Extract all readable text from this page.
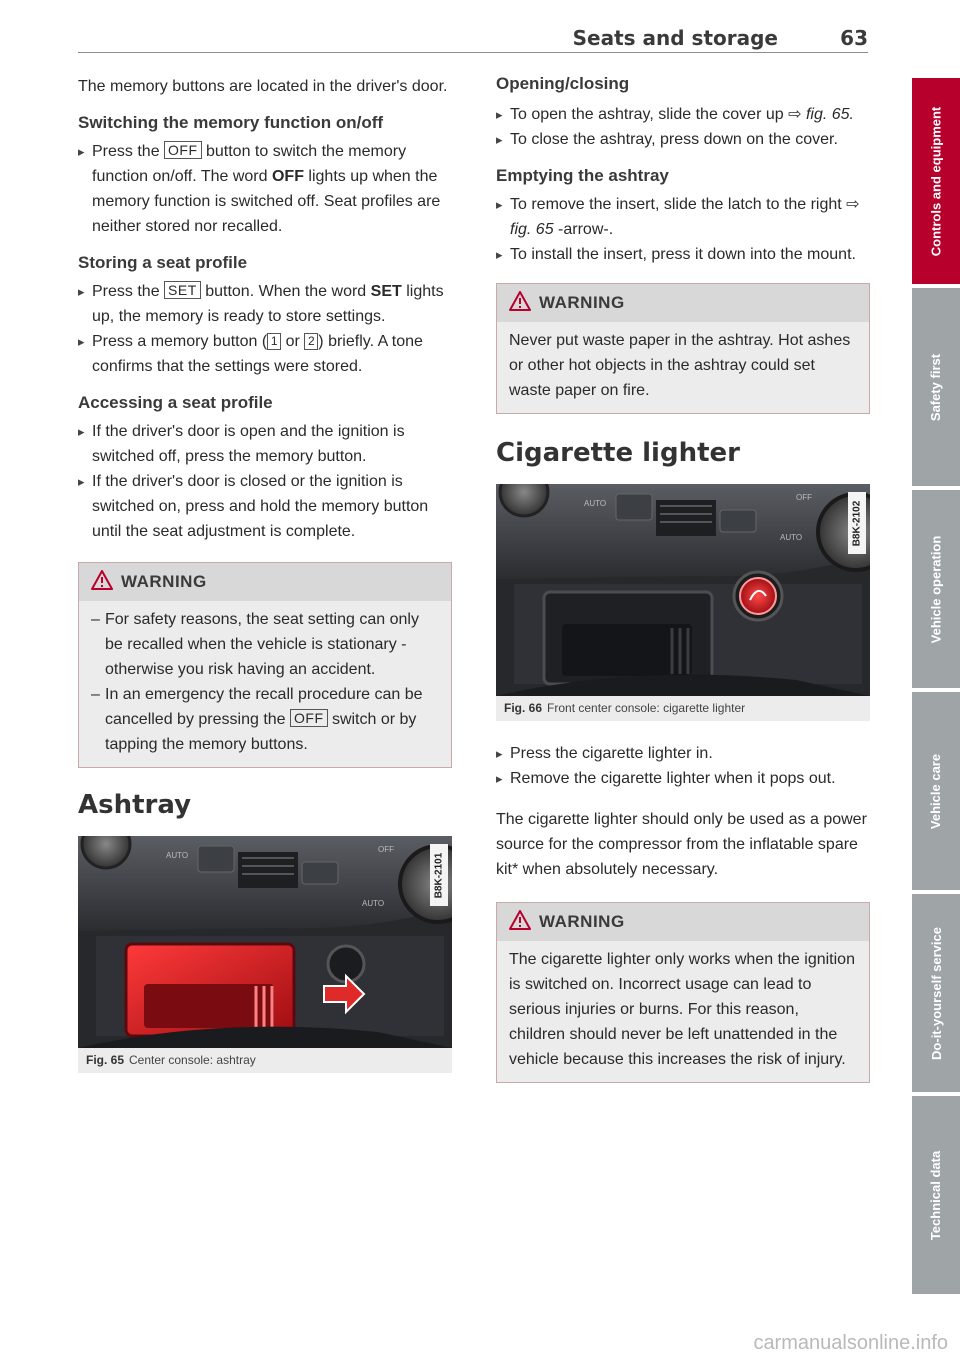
Seats and storage	63

The memory buttons are located in the driver's door.

Switching the memory function on/off
▸ Press the OFF button to switch the memory function on/off. The word OFF lights up when the memory function is switched off. Seat profiles are neither stored nor recalled.
Storing a seat profile
▸ Press the SET button. When the word SET lights up, the memory is ready to store settings.
▸ Press a memory button ( 1 or 2 ) briefly. A tone confirms that the settings were stored.
Accessing a seat profile
▸ If the driver's door is open and the ignition is switched off, press the memory button.
▸ If the driver's door is closed or the ignition is switched on, press and hold the memory button until the seat adjustment is complete.
WARNING
– For safety reasons, the seat setting can only be recalled when the vehicle is stationary - otherwise you risk having an accident.
– In an emergency the recall procedure can be cancelled by pressing the OFF switch or by tapping the memory buttons.
Ashtray
AUTO
AUTO
OFF
B8K-2101
Fig. 65 Center console: ashtray
Opening/closing
▸ To open the ashtray, slide the cover up ⇨ fig. 65.
▸ To close the ashtray, press down on the cover.
Emptying the ashtray
▸ To remove the insert, slide the latch to the right ⇨ fig. 65 -arrow-.
▸ To install the insert, press it down into the mount.
WARNING

Never put waste paper in the ashtray. Hot ashes or other hot objects in the ashtray could set waste paper on fire.

Cigarette lighter
AUTO
AUTO
OFF
B8K-2102
Fig. 66 Front center console: cigarette lighter
▸ Press the cigarette lighter in.
▸ Remove the cigarette lighter when it pops out.

The cigarette lighter should only be used as a power source for the compressor from the inflatable spare kit* when absolutely necessary.

WARNING

The cigarette lighter only works when the ignition is switched on. Incorrect usage can lead to serious injuries or burns. For this reason, children should never be left unattended in the vehicle because this increases the risk of injury.

Controls and equipment
Safety first
Vehicle operation
Vehicle care
Do-it-yourself service
Technical data
carmanualsonline.info
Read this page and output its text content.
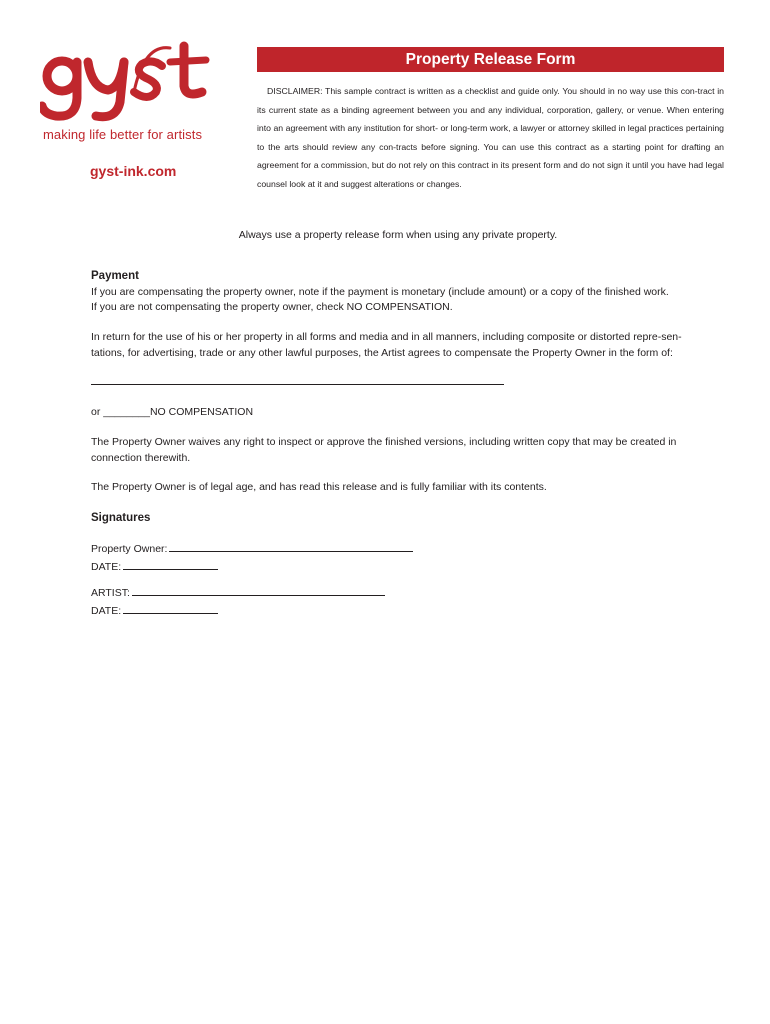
making life better for artists
gyst-ink.com
Property Release Form

DISCLAIMER: This sample contract is written as a checklist and guide only. You should in no way use this con-tract in its current state as a binding agreement between you and any individual, corporation, gallery, or venue. When entering into an agreement with any institution for short- or long-term work, a lawyer or attorney skilled in legal practices pertaining to the arts should review any con-tracts before signing. You can use this contract as a starting point for drafting an agreement for a commission, but do not rely on this contract in its present form and do not sign it until you have had legal counsel look at it and suggest alterations or changes.

Always use a property release form when using any private property.

Payment
If you are compensating the property owner, note if the payment is monetary (include amount) or a copy of the finished work.
If you are not compensating the property owner, check NO COMPENSATION.

In return for the use of his or her property in all forms and media and in all manners, including composite or distorted repre-sen-tations, for advertising, trade or any other lawful purposes, the Artist agrees to compensate the Property Owner in the form of:

or ________NO COMPENSATION

The Property Owner waives any right to inspect or approve the finished versions, including written copy that may be created in connection therewith.

The Property Owner is of legal age, and has read this release and is fully familiar with its contents.

Signatures
Property Owner:
DATE:
ARTIST:
DATE:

☆ ☆ ☆ ☆ ☆ ☆ ☆

Transcribe the whole listing exactly. Pictures are excluded.

Extract all readable text from this page.
Seats and storage	63

The memory buttons are located in the driver's door.

Switching the memory function on/off
▸ Press the OFF button to switch the memory function on/off. The word OFF lights up when the memory function is switched off. Seat profiles are neither stored nor recalled.
Storing a seat profile
▸ Press the SET button. When the word SET lights up, the memory is ready to store settings.
▸ Press a memory button ( 1 or 2 ) briefly. A tone confirms that the settings were stored.
Accessing a seat profile
▸ If the driver's door is open and the ignition is switched off, press the memory button.
▸ If the driver's door is closed or the ignition is switched on, press and hold the memory button until the seat adjustment is complete.
WARNING
– For safety reasons, the seat setting can only be recalled when the vehicle is stationary - otherwise you risk having an accident.
– In an emergency the recall procedure can be cancelled by pressing the OFF switch or by tapping the memory buttons.
Ashtray
AUTO
AUTO
OFF
B8K-2101
Fig. 65 Center console: ashtray
Opening/closing
▸ To open the ashtray, slide the cover up ⇨ fig. 65.
▸ To close the ashtray, press down on the cover.
Emptying the ashtray
▸ To remove the insert, slide the latch to the right ⇨ fig. 65 -arrow-.
▸ To install the insert, press it down into the mount.
WARNING

Never put waste paper in the ashtray. Hot ashes or other hot objects in the ashtray could set waste paper on fire.

Cigarette lighter
AUTO
AUTO
OFF
B8K-2102
Fig. 66 Front center console: cigarette lighter
▸ Press the cigarette lighter in.
▸ Remove the cigarette lighter when it pops out.

The cigarette lighter should only be used as a power source for the compressor from the inflatable spare kit* when absolutely necessary.

WARNING

The cigarette lighter only works when the ignition is switched on. Incorrect usage can lead to serious injuries or burns. For this reason, children should never be left unattended in the vehicle because this increases the risk of injury.

Controls and equipment
Safety first
Vehicle operation
Vehicle care
Do-it-yourself service
Technical data
carmanualsonline.info
Read this page and output its text content.
making life better for artists
gyst-ink.com
Property Release Form

DISCLAIMER: This sample contract is written as a checklist and guide only. You should in no way use this con-tract in its current state as a binding agreement between you and any individual, corporation, gallery, or venue. When entering into an agreement with any institution for short- or long-term work, a lawyer or attorney skilled in legal practices pertaining to the arts should review any con-tracts before signing. You can use this contract as a starting point for drafting an agreement for a commission, but do not rely on this contract in its present form and do not sign it until you have had legal counsel look at it and suggest alterations or changes.

Always use a property release form when using any private property.

Payment
If you are compensating the property owner, note if the payment is monetary (include amount) or a copy of the finished work.
If you are not compensating the property owner, check NO COMPENSATION.

In return for the use of his or her property in all forms and media and in all manners, including composite or distorted repre-sen-tations, for advertising, trade or any other lawful purposes, the Artist agrees to compensate the Property Owner in the form of:

or ________NO COMPENSATION

The Property Owner waives any right to inspect or approve the finished versions, including written copy that may be created in connection therewith.

The Property Owner is of legal age, and has read this release and is fully familiar with its contents.

Signatures
Property Owner:
DATE:
ARTIST:
DATE:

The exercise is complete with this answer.